### WORK INSTRUCTIONS
Select all lines holding the word "source" from the entries that follow.

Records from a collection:
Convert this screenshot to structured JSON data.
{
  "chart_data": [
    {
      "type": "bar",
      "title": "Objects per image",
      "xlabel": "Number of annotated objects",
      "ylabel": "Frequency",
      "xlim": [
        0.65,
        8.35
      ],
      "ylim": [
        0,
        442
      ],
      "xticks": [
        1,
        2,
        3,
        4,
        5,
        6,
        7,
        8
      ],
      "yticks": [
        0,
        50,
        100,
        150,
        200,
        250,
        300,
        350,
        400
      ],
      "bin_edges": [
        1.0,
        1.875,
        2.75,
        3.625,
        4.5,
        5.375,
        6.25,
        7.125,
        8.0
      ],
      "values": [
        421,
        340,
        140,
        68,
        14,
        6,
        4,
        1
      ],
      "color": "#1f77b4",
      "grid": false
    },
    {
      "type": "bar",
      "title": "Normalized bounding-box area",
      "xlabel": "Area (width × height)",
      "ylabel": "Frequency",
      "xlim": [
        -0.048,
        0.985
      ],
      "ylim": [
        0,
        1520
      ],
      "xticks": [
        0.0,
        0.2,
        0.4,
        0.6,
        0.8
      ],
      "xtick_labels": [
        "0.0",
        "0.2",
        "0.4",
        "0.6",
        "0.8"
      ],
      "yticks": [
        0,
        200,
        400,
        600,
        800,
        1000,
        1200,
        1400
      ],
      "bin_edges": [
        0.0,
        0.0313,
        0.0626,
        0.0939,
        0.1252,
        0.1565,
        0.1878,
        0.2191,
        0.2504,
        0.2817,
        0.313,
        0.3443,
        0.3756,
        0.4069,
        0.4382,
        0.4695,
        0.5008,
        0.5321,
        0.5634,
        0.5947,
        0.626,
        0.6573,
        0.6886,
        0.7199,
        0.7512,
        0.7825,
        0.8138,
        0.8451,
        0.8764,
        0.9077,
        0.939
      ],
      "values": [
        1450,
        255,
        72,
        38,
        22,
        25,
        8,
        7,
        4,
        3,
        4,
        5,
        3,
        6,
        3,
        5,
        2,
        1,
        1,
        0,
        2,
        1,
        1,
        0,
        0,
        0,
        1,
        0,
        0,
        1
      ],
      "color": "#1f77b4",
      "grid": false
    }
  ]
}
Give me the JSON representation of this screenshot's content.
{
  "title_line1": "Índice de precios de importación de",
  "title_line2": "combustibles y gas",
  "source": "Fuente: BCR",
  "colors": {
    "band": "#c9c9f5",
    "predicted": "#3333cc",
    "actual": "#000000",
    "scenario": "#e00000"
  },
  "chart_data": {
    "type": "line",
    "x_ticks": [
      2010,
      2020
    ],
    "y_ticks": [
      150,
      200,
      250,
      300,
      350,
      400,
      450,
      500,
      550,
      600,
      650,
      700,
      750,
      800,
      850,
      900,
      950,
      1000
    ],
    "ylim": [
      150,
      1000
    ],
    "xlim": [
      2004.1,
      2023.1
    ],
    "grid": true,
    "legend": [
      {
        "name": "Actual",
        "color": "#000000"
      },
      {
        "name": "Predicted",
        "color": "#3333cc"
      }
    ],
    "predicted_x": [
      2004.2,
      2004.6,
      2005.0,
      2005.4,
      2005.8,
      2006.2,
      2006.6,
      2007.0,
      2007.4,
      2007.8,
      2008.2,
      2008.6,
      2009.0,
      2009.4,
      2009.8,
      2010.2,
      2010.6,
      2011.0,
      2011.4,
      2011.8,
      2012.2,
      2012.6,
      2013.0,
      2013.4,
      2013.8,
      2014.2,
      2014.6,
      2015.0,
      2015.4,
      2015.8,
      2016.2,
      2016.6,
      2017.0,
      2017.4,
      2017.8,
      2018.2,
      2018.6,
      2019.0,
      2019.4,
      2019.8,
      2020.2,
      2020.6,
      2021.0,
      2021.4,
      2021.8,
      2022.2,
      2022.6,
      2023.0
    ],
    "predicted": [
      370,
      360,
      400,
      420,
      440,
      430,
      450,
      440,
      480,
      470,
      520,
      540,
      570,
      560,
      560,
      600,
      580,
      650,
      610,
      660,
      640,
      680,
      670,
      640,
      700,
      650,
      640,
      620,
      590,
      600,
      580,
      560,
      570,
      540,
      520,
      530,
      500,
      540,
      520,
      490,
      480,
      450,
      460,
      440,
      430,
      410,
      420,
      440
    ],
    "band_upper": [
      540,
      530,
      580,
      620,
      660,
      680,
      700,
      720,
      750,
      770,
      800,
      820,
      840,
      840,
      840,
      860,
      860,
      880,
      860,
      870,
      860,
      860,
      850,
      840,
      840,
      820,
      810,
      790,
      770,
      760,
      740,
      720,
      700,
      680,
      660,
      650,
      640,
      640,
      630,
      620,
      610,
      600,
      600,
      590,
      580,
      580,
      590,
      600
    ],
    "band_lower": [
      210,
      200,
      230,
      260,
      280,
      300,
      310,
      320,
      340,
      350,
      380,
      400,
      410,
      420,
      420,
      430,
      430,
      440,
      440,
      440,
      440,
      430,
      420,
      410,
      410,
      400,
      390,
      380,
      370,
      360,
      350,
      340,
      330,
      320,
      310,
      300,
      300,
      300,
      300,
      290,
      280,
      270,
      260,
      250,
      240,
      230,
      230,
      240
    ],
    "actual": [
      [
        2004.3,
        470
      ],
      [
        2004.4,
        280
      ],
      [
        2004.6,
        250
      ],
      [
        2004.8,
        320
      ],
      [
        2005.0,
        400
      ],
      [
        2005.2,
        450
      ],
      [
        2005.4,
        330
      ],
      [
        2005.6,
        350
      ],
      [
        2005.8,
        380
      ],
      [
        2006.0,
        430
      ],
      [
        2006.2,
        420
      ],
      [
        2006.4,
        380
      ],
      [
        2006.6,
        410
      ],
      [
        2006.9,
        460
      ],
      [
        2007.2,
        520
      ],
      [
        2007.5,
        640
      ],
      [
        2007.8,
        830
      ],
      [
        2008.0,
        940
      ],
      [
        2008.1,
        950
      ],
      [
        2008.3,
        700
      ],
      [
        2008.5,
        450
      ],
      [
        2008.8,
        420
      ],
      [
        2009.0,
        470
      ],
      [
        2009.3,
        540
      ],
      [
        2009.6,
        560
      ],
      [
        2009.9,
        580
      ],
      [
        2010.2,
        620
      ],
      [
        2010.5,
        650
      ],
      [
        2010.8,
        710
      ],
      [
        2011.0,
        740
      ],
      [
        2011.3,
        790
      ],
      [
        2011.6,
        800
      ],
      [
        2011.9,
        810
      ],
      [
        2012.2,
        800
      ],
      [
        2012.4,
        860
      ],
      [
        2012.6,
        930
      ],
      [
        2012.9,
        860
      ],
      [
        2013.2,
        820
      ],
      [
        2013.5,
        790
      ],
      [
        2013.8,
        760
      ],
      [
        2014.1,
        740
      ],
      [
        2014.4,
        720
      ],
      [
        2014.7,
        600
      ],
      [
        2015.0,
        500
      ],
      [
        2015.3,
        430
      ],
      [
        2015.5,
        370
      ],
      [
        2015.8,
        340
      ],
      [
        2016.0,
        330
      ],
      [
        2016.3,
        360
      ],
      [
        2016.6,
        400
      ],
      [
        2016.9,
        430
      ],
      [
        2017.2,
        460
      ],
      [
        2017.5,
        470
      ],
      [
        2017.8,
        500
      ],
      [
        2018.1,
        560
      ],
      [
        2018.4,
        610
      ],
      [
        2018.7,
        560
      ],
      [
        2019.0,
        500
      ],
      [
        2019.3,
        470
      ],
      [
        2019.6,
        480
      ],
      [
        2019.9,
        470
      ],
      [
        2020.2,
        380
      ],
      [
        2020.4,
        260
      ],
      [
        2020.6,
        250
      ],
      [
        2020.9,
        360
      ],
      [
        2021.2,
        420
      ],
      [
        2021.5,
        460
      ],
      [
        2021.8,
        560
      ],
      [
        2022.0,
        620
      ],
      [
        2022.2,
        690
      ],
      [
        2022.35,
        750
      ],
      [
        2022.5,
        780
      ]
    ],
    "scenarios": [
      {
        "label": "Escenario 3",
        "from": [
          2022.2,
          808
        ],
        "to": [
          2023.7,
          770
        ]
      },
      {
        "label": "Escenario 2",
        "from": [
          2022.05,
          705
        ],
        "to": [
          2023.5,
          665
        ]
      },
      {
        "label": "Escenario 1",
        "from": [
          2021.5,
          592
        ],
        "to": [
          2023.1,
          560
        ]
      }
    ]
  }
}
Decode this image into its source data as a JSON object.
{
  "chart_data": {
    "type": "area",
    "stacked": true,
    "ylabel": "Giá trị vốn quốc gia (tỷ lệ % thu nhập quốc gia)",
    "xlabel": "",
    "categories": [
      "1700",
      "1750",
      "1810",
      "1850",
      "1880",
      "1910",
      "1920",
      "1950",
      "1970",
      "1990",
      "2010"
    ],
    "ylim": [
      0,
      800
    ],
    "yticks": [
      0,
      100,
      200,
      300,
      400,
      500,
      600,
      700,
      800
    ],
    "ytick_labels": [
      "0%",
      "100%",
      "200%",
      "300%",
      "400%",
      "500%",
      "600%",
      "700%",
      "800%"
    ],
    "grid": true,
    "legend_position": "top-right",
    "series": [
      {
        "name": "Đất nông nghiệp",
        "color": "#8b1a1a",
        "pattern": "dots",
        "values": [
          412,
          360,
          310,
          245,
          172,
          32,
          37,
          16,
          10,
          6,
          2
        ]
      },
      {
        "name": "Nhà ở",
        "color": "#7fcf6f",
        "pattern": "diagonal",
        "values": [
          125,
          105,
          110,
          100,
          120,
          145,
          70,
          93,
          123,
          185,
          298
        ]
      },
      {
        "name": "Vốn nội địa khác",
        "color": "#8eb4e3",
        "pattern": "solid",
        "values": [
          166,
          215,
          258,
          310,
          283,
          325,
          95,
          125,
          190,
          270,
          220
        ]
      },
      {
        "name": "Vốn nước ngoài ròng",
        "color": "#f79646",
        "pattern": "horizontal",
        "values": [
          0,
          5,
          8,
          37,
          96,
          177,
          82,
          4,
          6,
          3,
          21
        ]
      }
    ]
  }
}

### SOLUTION TO THE PROBLEM
  "source": "Fuente: BCR",
Decode this image into its source data as a JSON object.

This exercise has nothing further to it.